**Your task:**
Return only those lines of the listing that hold the word "tbsp".

····················

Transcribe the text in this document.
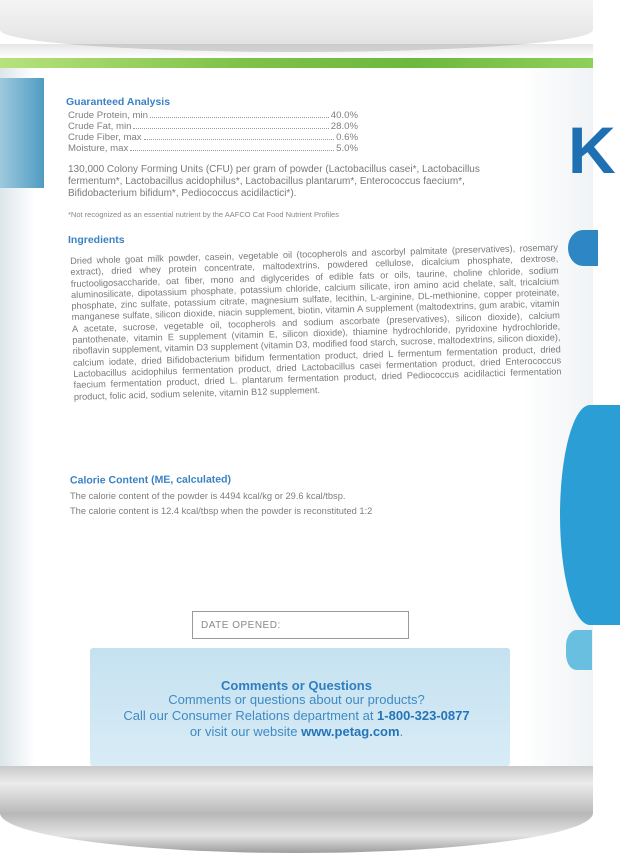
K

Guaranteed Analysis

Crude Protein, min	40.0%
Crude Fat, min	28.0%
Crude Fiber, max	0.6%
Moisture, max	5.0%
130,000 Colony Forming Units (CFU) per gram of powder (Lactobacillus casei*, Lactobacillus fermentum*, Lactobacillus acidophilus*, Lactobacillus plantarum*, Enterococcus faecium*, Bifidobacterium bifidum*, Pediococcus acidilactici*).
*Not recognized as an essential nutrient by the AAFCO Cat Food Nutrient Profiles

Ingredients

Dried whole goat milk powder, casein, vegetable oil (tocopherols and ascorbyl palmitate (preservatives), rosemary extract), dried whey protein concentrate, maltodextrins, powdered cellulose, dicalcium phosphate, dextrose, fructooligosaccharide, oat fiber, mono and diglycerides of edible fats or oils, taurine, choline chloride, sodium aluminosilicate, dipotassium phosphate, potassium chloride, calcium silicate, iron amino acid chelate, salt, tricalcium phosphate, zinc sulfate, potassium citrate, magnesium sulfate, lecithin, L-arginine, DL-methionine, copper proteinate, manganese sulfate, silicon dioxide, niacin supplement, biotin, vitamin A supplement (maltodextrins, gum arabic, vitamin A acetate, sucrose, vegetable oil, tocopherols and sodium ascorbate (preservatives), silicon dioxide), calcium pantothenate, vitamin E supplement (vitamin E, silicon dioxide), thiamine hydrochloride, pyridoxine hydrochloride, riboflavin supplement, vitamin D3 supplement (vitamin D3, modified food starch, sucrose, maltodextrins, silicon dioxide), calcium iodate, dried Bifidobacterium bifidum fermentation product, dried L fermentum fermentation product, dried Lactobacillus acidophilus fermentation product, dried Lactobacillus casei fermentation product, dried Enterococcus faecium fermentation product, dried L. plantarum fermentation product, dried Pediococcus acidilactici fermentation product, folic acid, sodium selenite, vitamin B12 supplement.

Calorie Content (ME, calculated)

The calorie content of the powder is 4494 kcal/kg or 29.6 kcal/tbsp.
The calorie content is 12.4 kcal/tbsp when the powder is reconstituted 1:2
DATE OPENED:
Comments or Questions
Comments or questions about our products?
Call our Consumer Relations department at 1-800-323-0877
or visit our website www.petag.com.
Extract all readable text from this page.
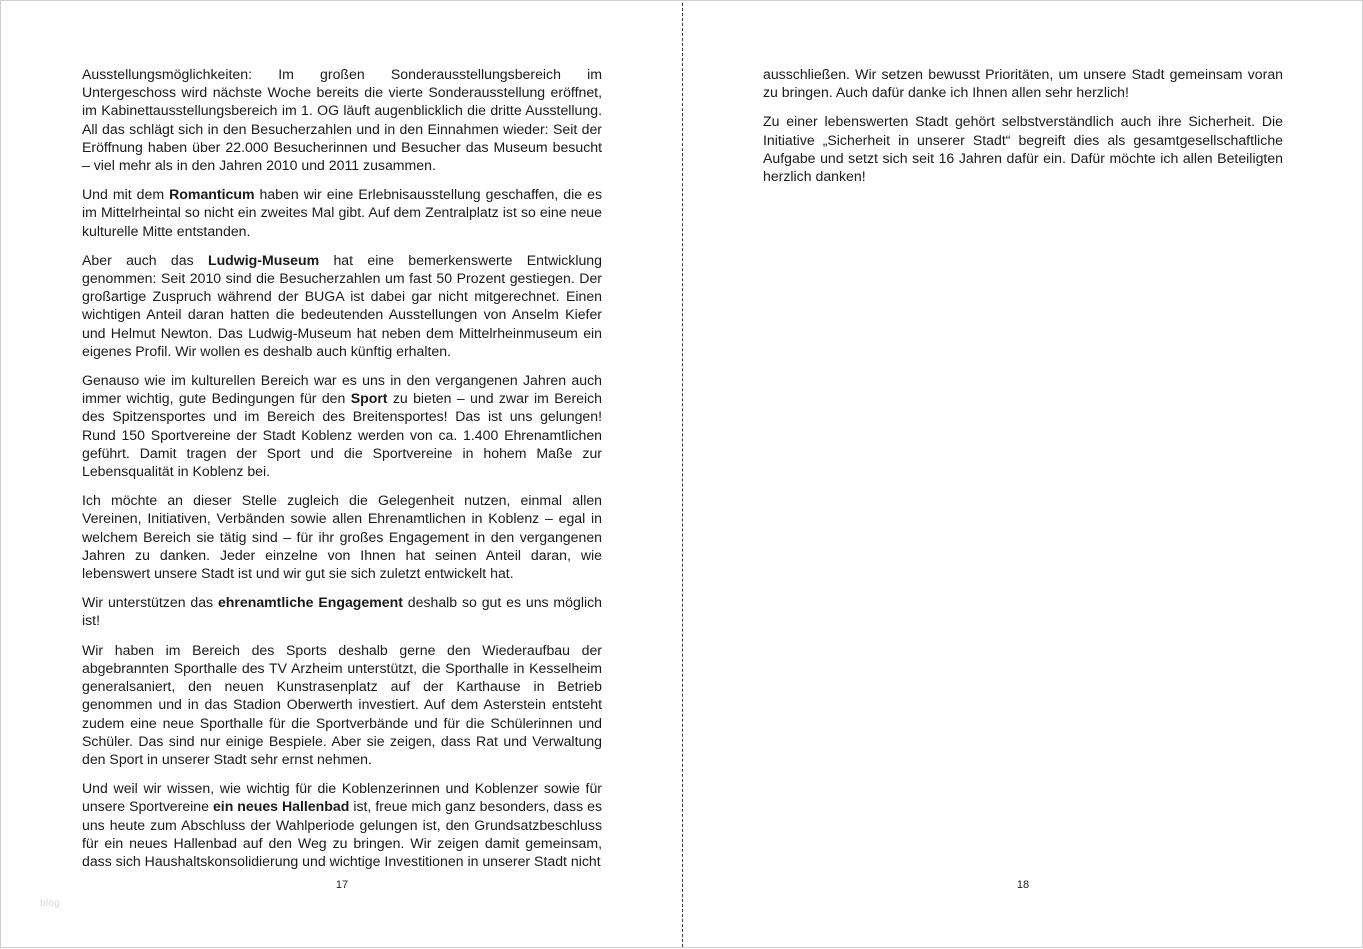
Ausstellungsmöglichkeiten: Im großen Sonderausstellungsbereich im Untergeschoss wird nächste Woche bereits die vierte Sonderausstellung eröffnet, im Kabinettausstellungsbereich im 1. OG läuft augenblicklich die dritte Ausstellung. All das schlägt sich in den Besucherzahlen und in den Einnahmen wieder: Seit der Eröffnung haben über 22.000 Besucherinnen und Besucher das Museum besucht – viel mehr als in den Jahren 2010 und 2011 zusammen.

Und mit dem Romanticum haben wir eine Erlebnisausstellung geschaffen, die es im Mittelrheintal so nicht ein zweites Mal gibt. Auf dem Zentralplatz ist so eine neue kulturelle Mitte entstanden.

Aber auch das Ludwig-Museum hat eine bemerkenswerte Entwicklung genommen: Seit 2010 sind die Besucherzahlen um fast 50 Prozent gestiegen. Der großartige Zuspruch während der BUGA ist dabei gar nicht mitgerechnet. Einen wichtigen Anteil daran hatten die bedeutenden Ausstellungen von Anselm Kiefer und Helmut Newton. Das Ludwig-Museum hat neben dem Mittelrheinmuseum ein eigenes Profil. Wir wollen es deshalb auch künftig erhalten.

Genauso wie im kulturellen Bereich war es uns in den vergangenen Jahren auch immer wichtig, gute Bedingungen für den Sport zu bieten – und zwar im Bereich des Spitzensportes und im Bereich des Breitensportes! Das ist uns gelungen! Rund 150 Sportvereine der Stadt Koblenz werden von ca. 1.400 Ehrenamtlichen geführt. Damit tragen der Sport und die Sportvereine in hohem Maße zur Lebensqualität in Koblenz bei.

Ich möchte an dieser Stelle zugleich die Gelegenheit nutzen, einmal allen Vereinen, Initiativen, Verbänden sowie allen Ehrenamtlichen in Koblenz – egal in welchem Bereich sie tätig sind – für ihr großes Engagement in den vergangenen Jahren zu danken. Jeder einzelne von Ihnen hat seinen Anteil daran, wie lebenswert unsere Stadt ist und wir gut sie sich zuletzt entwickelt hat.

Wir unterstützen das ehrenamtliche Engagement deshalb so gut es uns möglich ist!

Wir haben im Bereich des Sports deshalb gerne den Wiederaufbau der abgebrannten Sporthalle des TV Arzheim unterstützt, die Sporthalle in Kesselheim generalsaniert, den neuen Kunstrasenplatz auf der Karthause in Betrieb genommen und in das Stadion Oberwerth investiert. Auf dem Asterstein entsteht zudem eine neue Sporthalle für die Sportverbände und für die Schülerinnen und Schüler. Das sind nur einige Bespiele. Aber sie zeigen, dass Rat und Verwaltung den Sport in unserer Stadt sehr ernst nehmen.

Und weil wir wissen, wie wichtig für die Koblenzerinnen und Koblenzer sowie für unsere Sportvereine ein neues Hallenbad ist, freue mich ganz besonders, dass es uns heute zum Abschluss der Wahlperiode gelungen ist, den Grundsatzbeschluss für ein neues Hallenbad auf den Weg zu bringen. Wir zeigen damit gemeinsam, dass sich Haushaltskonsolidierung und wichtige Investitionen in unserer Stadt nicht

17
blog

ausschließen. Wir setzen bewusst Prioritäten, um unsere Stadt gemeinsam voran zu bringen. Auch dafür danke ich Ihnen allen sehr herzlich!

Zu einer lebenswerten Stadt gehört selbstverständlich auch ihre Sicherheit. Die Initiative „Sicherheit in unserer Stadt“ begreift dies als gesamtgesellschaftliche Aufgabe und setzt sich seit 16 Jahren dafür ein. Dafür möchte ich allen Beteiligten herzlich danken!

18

····················

**Solved exercise:**
The calorie content of the powder is 4494 kcal/kg or 29.6 kcal/tbsp.
The calorie content is 12.4 kcal/tbsp when the powder is reconstituted 1:2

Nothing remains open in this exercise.